------ Task inputs

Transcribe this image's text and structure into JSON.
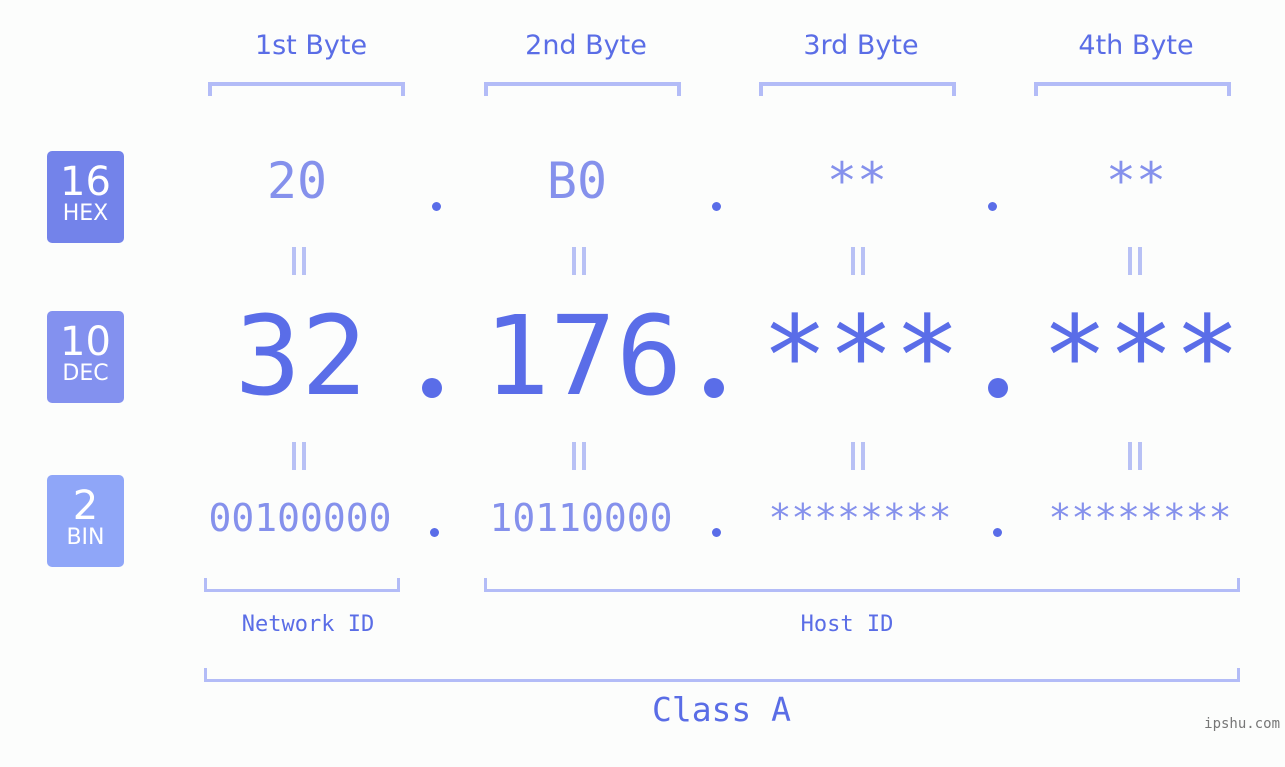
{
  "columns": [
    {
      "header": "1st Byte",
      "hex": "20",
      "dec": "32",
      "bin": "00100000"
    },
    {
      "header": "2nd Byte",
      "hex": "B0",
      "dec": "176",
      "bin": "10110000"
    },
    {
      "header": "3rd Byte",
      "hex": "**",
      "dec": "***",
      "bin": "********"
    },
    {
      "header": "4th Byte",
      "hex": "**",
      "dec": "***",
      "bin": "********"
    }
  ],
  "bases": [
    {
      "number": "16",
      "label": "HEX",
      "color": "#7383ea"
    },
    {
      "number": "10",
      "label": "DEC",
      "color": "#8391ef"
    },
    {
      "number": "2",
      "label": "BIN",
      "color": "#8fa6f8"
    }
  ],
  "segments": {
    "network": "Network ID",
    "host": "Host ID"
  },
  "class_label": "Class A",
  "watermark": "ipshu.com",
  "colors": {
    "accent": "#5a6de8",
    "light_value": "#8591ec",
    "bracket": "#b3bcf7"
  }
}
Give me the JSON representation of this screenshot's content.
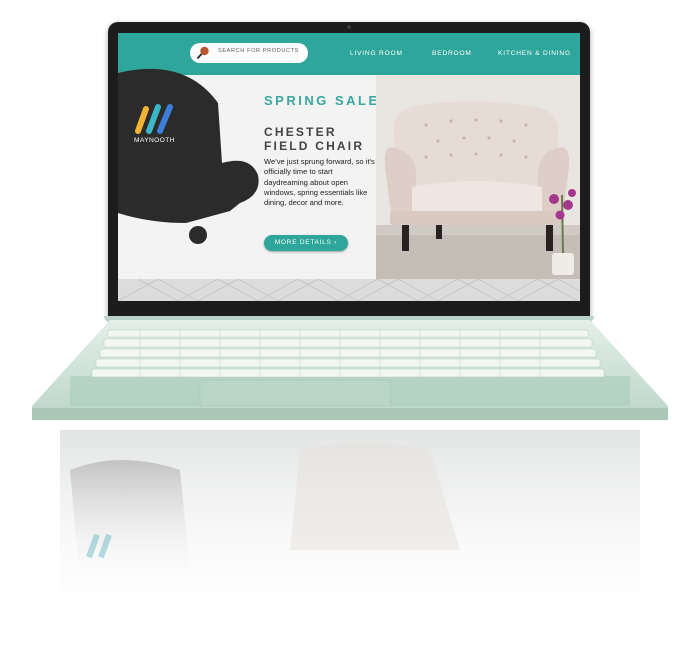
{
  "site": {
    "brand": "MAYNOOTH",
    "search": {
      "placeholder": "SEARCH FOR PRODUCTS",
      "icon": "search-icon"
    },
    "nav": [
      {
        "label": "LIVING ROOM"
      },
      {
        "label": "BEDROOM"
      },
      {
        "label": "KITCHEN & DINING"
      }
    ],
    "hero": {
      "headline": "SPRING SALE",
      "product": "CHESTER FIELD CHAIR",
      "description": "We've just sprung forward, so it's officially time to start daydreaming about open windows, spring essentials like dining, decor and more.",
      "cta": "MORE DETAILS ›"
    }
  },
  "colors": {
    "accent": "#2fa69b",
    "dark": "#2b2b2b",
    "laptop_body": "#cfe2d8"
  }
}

------------

The request:
Copy out the lines in which the string "JSON" appears.

Full solution:
Transcribe this image's text and structure into JSON.
Give me the JSON representation of this screenshot's content.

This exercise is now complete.